• [Required work]:
Keep the pictures out of the copy and print all the entries below exactly.

• [Stored rows]:
-*-
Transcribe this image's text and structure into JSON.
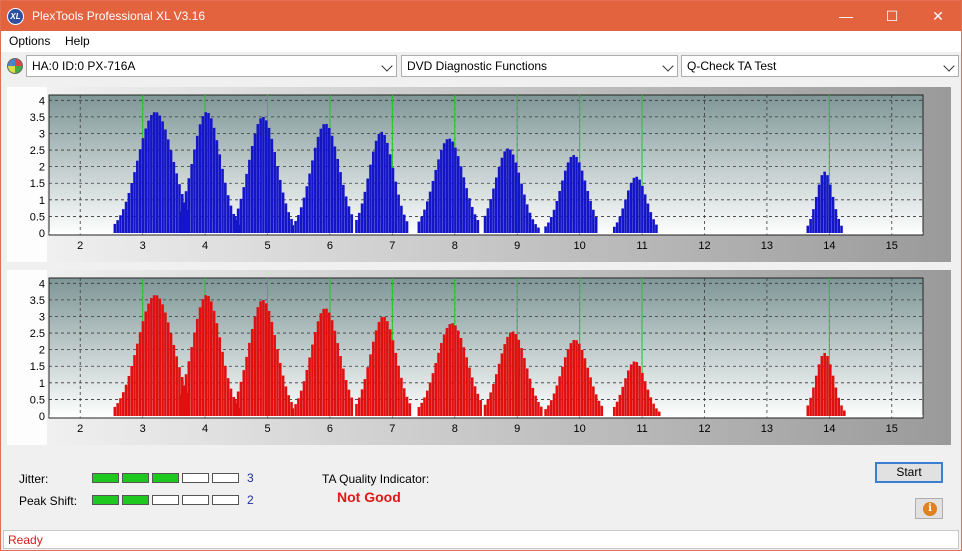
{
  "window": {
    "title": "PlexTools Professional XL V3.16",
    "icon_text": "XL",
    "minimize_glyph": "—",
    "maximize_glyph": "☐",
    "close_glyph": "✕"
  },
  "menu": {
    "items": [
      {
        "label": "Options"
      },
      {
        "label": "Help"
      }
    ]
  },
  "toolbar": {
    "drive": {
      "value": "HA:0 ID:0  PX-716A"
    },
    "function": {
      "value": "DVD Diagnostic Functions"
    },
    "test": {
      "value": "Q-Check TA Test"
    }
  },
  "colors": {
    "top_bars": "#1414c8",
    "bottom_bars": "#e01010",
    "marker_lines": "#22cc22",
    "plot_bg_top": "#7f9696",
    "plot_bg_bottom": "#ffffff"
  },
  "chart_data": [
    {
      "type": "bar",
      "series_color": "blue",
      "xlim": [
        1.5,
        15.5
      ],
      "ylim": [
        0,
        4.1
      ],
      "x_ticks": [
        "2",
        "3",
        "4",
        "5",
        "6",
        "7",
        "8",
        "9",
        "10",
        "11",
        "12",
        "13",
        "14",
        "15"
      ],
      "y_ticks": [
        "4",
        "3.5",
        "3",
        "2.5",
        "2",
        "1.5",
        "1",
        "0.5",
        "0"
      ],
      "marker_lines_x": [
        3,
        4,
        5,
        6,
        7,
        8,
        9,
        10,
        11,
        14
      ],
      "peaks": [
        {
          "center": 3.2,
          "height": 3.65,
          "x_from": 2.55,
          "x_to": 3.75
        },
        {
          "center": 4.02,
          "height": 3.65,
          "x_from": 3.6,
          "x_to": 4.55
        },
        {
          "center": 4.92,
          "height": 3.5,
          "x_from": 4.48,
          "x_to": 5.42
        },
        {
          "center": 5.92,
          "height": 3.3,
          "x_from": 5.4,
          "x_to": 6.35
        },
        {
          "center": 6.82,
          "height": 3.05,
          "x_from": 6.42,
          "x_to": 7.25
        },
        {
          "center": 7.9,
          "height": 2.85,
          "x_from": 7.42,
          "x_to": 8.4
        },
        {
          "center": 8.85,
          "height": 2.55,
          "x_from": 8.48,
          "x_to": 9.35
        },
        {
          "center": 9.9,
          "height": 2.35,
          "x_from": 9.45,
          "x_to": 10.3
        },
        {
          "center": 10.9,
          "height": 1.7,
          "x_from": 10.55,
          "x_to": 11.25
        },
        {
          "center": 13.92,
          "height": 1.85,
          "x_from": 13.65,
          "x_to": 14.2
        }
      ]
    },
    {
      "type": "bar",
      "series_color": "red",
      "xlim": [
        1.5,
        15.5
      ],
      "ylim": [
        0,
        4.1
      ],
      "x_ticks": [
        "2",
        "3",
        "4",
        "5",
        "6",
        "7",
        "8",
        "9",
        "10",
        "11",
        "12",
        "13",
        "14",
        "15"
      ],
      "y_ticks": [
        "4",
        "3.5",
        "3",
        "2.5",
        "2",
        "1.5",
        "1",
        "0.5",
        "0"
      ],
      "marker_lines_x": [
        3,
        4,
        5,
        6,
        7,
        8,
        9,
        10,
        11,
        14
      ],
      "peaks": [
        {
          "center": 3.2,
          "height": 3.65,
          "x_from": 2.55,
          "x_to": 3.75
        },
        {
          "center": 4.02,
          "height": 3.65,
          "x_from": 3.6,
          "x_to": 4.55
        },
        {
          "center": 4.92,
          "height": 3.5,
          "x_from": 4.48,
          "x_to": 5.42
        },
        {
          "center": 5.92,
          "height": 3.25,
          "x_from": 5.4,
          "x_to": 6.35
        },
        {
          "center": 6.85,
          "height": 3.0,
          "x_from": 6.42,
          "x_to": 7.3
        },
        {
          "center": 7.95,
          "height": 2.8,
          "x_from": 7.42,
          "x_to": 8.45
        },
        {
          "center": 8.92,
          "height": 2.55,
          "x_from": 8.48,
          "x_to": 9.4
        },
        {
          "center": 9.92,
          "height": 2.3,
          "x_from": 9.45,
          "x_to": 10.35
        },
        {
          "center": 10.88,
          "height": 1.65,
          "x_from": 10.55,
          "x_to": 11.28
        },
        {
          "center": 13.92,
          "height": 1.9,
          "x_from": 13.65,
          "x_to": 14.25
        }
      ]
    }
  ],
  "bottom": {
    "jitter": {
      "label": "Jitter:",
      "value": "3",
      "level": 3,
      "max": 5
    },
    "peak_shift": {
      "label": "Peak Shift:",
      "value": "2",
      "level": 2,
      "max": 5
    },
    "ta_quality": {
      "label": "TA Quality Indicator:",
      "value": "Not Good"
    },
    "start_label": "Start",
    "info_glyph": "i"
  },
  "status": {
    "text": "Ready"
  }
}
-*-
• [Final result]:
Transcribe this image's text and structure into JSON.
{
  "window": {
    "title": "PlexTools Professional XL V3.16",
    "icon_text": "XL",
    "minimize_glyph": "—",
    "maximize_glyph": "☐",
    "close_glyph": "✕"
  },
  "menu": {
    "items": [
      {
        "label": "Options"
      },
      {
        "label": "Help"
      }
    ]
  },
  "toolbar": {
    "drive": {
      "value": "HA:0 ID:0  PX-716A"
    },
    "function": {
      "value": "DVD Diagnostic Functions"
    },
    "test": {
      "value": "Q-Check TA Test"
    }
  },
  "colors": {
    "top_bars": "#1414c8",
    "bottom_bars": "#e01010",
    "marker_lines": "#22cc22",
    "plot_bg_top": "#7f9696",
    "plot_bg_bottom": "#ffffff"
  },
  "chart_data": [
    {
      "type": "bar",
      "series_color": "blue",
      "xlim": [
        1.5,
        15.5
      ],
      "ylim": [
        0,
        4.1
      ],
      "x_ticks": [
        "2",
        "3",
        "4",
        "5",
        "6",
        "7",
        "8",
        "9",
        "10",
        "11",
        "12",
        "13",
        "14",
        "15"
      ],
      "y_ticks": [
        "4",
        "3.5",
        "3",
        "2.5",
        "2",
        "1.5",
        "1",
        "0.5",
        "0"
      ],
      "marker_lines_x": [
        3,
        4,
        5,
        6,
        7,
        8,
        9,
        10,
        11,
        14
      ],
      "peaks": [
        {
          "center": 3.2,
          "height": 3.65,
          "x_from": 2.55,
          "x_to": 3.75
        },
        {
          "center": 4.02,
          "height": 3.65,
          "x_from": 3.6,
          "x_to": 4.55
        },
        {
          "center": 4.92,
          "height": 3.5,
          "x_from": 4.48,
          "x_to": 5.42
        },
        {
          "center": 5.92,
          "height": 3.3,
          "x_from": 5.4,
          "x_to": 6.35
        },
        {
          "center": 6.82,
          "height": 3.05,
          "x_from": 6.42,
          "x_to": 7.25
        },
        {
          "center": 7.9,
          "height": 2.85,
          "x_from": 7.42,
          "x_to": 8.4
        },
        {
          "center": 8.85,
          "height": 2.55,
          "x_from": 8.48,
          "x_to": 9.35
        },
        {
          "center": 9.9,
          "height": 2.35,
          "x_from": 9.45,
          "x_to": 10.3
        },
        {
          "center": 10.9,
          "height": 1.7,
          "x_from": 10.55,
          "x_to": 11.25
        },
        {
          "center": 13.92,
          "height": 1.85,
          "x_from": 13.65,
          "x_to": 14.2
        }
      ]
    },
    {
      "type": "bar",
      "series_color": "red",
      "xlim": [
        1.5,
        15.5
      ],
      "ylim": [
        0,
        4.1
      ],
      "x_ticks": [
        "2",
        "3",
        "4",
        "5",
        "6",
        "7",
        "8",
        "9",
        "10",
        "11",
        "12",
        "13",
        "14",
        "15"
      ],
      "y_ticks": [
        "4",
        "3.5",
        "3",
        "2.5",
        "2",
        "1.5",
        "1",
        "0.5",
        "0"
      ],
      "marker_lines_x": [
        3,
        4,
        5,
        6,
        7,
        8,
        9,
        10,
        11,
        14
      ],
      "peaks": [
        {
          "center": 3.2,
          "height": 3.65,
          "x_from": 2.55,
          "x_to": 3.75
        },
        {
          "center": 4.02,
          "height": 3.65,
          "x_from": 3.6,
          "x_to": 4.55
        },
        {
          "center": 4.92,
          "height": 3.5,
          "x_from": 4.48,
          "x_to": 5.42
        },
        {
          "center": 5.92,
          "height": 3.25,
          "x_from": 5.4,
          "x_to": 6.35
        },
        {
          "center": 6.85,
          "height": 3.0,
          "x_from": 6.42,
          "x_to": 7.3
        },
        {
          "center": 7.95,
          "height": 2.8,
          "x_from": 7.42,
          "x_to": 8.45
        },
        {
          "center": 8.92,
          "height": 2.55,
          "x_from": 8.48,
          "x_to": 9.4
        },
        {
          "center": 9.92,
          "height": 2.3,
          "x_from": 9.45,
          "x_to": 10.35
        },
        {
          "center": 10.88,
          "height": 1.65,
          "x_from": 10.55,
          "x_to": 11.28
        },
        {
          "center": 13.92,
          "height": 1.9,
          "x_from": 13.65,
          "x_to": 14.25
        }
      ]
    }
  ],
  "bottom": {
    "jitter": {
      "label": "Jitter:",
      "value": "3",
      "level": 3,
      "max": 5
    },
    "peak_shift": {
      "label": "Peak Shift:",
      "value": "2",
      "level": 2,
      "max": 5
    },
    "ta_quality": {
      "label": "TA Quality Indicator:",
      "value": "Not Good"
    },
    "start_label": "Start",
    "info_glyph": "i"
  },
  "status": {
    "text": "Ready"
  }
}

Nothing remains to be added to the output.